═══ SOURCE RECORDS ═══

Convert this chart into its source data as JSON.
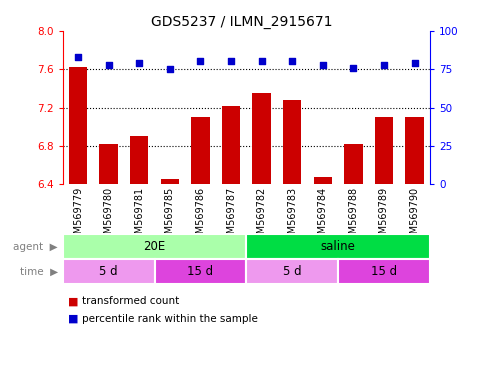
{
  "title": "GDS5237 / ILMN_2915671",
  "samples": [
    "GSM569779",
    "GSM569780",
    "GSM569781",
    "GSM569785",
    "GSM569786",
    "GSM569787",
    "GSM569782",
    "GSM569783",
    "GSM569784",
    "GSM569788",
    "GSM569789",
    "GSM569790"
  ],
  "transformed_count": [
    7.62,
    6.82,
    6.9,
    6.46,
    7.1,
    7.22,
    7.35,
    7.28,
    6.48,
    6.82,
    7.1,
    7.1
  ],
  "percentile_rank": [
    83,
    78,
    79,
    75,
    80,
    80,
    80,
    80,
    78,
    76,
    78,
    79
  ],
  "ylim_left": [
    6.4,
    8.0
  ],
  "ylim_right": [
    0,
    100
  ],
  "yticks_left": [
    6.4,
    6.8,
    7.2,
    7.6,
    8.0
  ],
  "yticks_right": [
    0,
    25,
    50,
    75,
    100
  ],
  "bar_color": "#cc0000",
  "dot_color": "#0000cc",
  "agent_groups": [
    {
      "label": "20E",
      "start": 0,
      "end": 6,
      "color": "#aaffaa"
    },
    {
      "label": "saline",
      "start": 6,
      "end": 12,
      "color": "#00dd44"
    }
  ],
  "time_groups": [
    {
      "label": "5 d",
      "start": 0,
      "end": 3,
      "color": "#ee99ee"
    },
    {
      "label": "15 d",
      "start": 3,
      "end": 6,
      "color": "#dd44dd"
    },
    {
      "label": "5 d",
      "start": 6,
      "end": 9,
      "color": "#ee99ee"
    },
    {
      "label": "15 d",
      "start": 9,
      "end": 12,
      "color": "#dd44dd"
    }
  ],
  "legend_items": [
    {
      "label": "transformed count",
      "color": "#cc0000"
    },
    {
      "label": "percentile rank within the sample",
      "color": "#0000cc"
    }
  ],
  "tick_label_fontsize": 7,
  "bar_bottom": 6.4,
  "xtick_bg_color": "#cccccc",
  "xtick_sep_color": "#ffffff"
}
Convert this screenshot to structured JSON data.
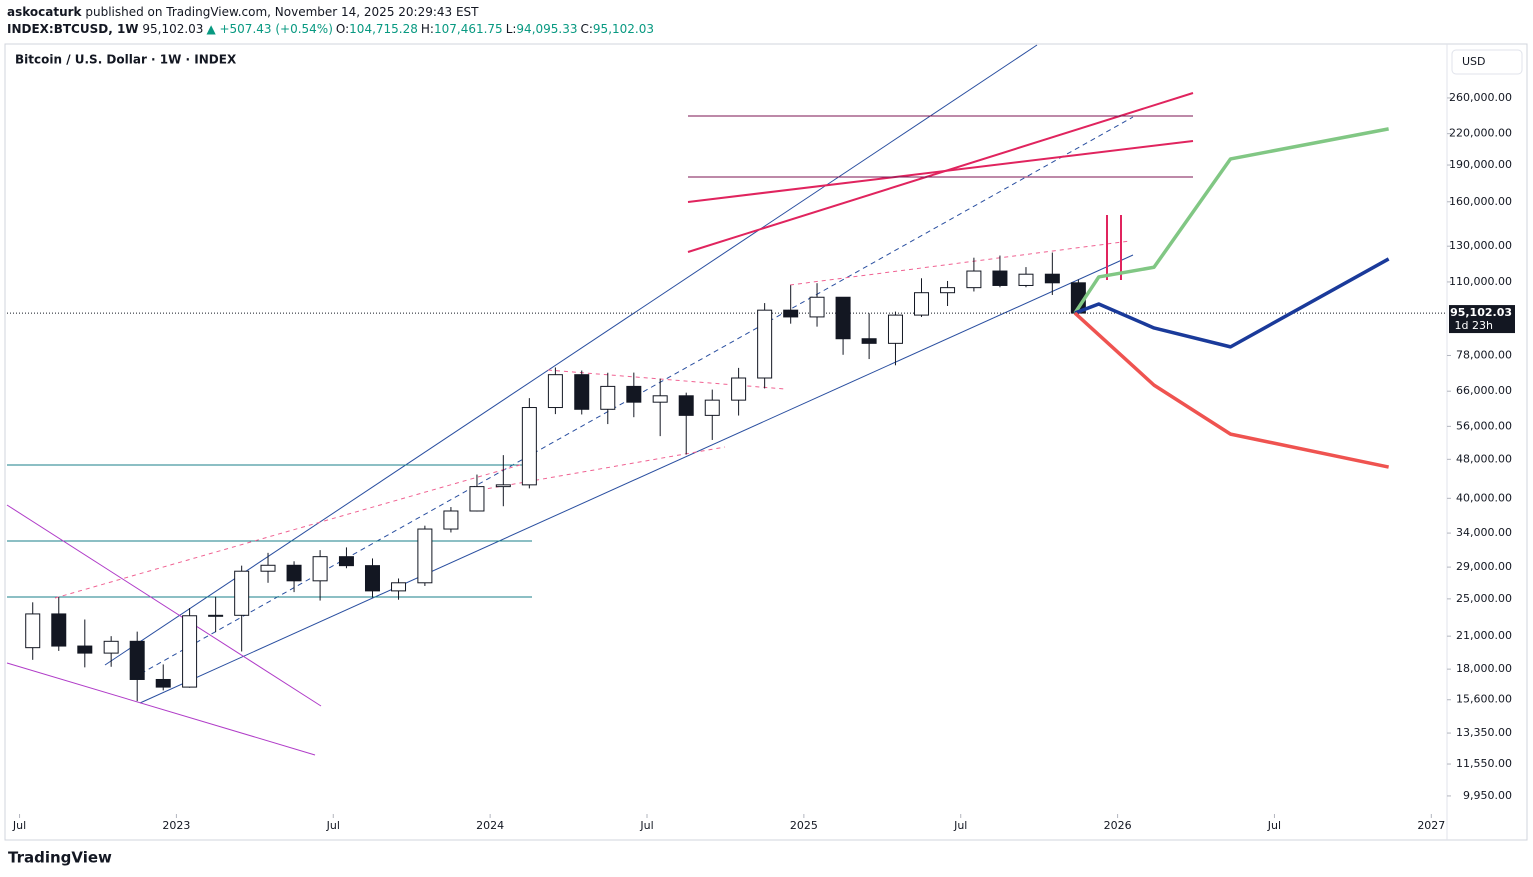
{
  "header": {
    "author": "askocaturk",
    "published": "published on TradingView.com, November 14, 2025 20:29:43 EST",
    "symbol": "INDEX:BTCUSD, 1W",
    "change": "▲ +507.43 (+0.54%)",
    "ohlc": [
      {
        "label": "O:",
        "value": "104,715.28"
      },
      {
        "label": "H:",
        "value": "107,461.75"
      },
      {
        "label": "L:",
        "value": "94,095.33"
      },
      {
        "label": "C:",
        "value": "95,102.03"
      }
    ]
  },
  "footer": {
    "brand": "TradingView"
  },
  "chart_data": {
    "type": "candlestick",
    "title": "Bitcoin / U.S. Dollar · 1W · INDEX",
    "currency": "USD",
    "log_scale": true,
    "last_price": {
      "value": 95102.03,
      "label": "95,102.03"
    },
    "countdown": "1d 23h",
    "xlim": [
      2022.46,
      2027.05
    ],
    "ylim": [
      9230,
      333000
    ],
    "xticks": [
      {
        "value": 2022.5,
        "label": "Jul"
      },
      {
        "value": 2023,
        "label": "2023"
      },
      {
        "value": 2023.5,
        "label": "Jul"
      },
      {
        "value": 2024,
        "label": "2024"
      },
      {
        "value": 2024.5,
        "label": "Jul"
      },
      {
        "value": 2025,
        "label": "2025"
      },
      {
        "value": 2025.5,
        "label": "Jul"
      },
      {
        "value": 2026,
        "label": "2026"
      },
      {
        "value": 2026.5,
        "label": "Jul"
      },
      {
        "value": 2027,
        "label": "2027"
      }
    ],
    "yticks": [
      {
        "value": 260000,
        "label": "260,000.00"
      },
      {
        "value": 220000,
        "label": "220,000.00"
      },
      {
        "value": 190000,
        "label": "190,000.00"
      },
      {
        "value": 160000,
        "label": "160,000.00"
      },
      {
        "value": 130000,
        "label": "130,000.00"
      },
      {
        "value": 110000,
        "label": "110,000.00"
      },
      {
        "value": 78000,
        "label": "78,000.00"
      },
      {
        "value": 66000,
        "label": "66,000.00"
      },
      {
        "value": 56000,
        "label": "56,000.00"
      },
      {
        "value": 48000,
        "label": "48,000.00"
      },
      {
        "value": 40000,
        "label": "40,000.00"
      },
      {
        "value": 34000,
        "label": "34,000.00"
      },
      {
        "value": 29000,
        "label": "29,000.00"
      },
      {
        "value": 25000,
        "label": "25,000.00"
      },
      {
        "value": 21000,
        "label": "21,000.00"
      },
      {
        "value": 18000,
        "label": "18,000.00"
      },
      {
        "value": 15600,
        "label": "15,600.00"
      },
      {
        "value": 13350,
        "label": "13,350.00"
      },
      {
        "value": 11550,
        "label": "11,550.00"
      },
      {
        "value": 9950,
        "label": "9,950.00"
      }
    ],
    "x": [
      2022.542,
      2022.625,
      2022.708,
      2022.792,
      2022.875,
      2022.958,
      2023.042,
      2023.125,
      2023.208,
      2023.292,
      2023.375,
      2023.458,
      2023.542,
      2023.625,
      2023.708,
      2023.792,
      2023.875,
      2023.958,
      2024.042,
      2024.125,
      2024.208,
      2024.292,
      2024.375,
      2024.458,
      2024.542,
      2024.625,
      2024.708,
      2024.792,
      2024.875,
      2024.958,
      2025.042,
      2025.125,
      2025.208,
      2025.292,
      2025.375,
      2025.458,
      2025.542,
      2025.625,
      2025.708,
      2025.792,
      2025.875
    ],
    "open": [
      19900,
      23300,
      20050,
      19400,
      20500,
      17150,
      16550,
      23100,
      23150,
      28450,
      29250,
      27200,
      30450,
      29200,
      25950,
      26950,
      34650,
      37700,
      42250,
      42600,
      61150,
      71300,
      60650,
      67500,
      62700,
      64600,
      58950,
      63300,
      70200,
      96400,
      93400,
      102400,
      84350,
      82550,
      94200,
      104600,
      107100,
      115750,
      108200,
      114050,
      109550
    ],
    "high": [
      24600,
      25200,
      22700,
      21000,
      21450,
      18400,
      23950,
      25250,
      29200,
      31000,
      29800,
      31400,
      31800,
      30200,
      27500,
      35200,
      38400,
      44700,
      48950,
      63900,
      73750,
      72700,
      71950,
      72000,
      70000,
      65550,
      66500,
      73600,
      99650,
      108300,
      109350,
      102500,
      95000,
      95750,
      111900,
      110500,
      123200,
      124450,
      117900,
      126200,
      111200
    ],
    "low": [
      18800,
      19600,
      18150,
      18200,
      15500,
      16300,
      16500,
      21400,
      19550,
      26950,
      25800,
      24800,
      28850,
      25150,
      24900,
      26550,
      34100,
      37600,
      38550,
      41900,
      59300,
      59200,
      56600,
      58450,
      53500,
      49100,
      52550,
      58900,
      66850,
      90500,
      89250,
      78250,
      76700,
      74500,
      93400,
      98300,
      105200,
      107300,
      107300,
      103500,
      94095
    ],
    "close": [
      23300,
      20050,
      19400,
      20500,
      17150,
      16550,
      23100,
      23150,
      28450,
      29250,
      27200,
      30450,
      29200,
      25950,
      26950,
      34650,
      37700,
      42250,
      42600,
      61150,
      71300,
      60650,
      67500,
      62700,
      64600,
      58950,
      63300,
      70200,
      96400,
      93400,
      102400,
      84350,
      82550,
      94200,
      104600,
      107100,
      115750,
      108200,
      114050,
      109550,
      95102
    ],
    "projections": [
      {
        "color": "#81c784",
        "x": [
          2025.864,
          2025.94,
          2026.116,
          2026.36,
          2026.864
        ],
        "values": [
          95102,
          112600,
          117800,
          195500,
          225000
        ]
      },
      {
        "color": "#1a3a9a",
        "x": [
          2025.864,
          2025.94,
          2026.116,
          2026.36,
          2026.864
        ],
        "values": [
          95102,
          99200,
          88700,
          81200,
          122500
        ]
      },
      {
        "color": "#ef5350",
        "x": [
          2025.864,
          2026.116,
          2026.36,
          2026.864
        ],
        "values": [
          95102,
          67900,
          54000,
          46300
        ]
      }
    ]
  }
}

═══

■ EXERCISE GOAL:
In the listing, how many lines hold "TradingView"? Answer with a bare number.

■ OUTPUT:
2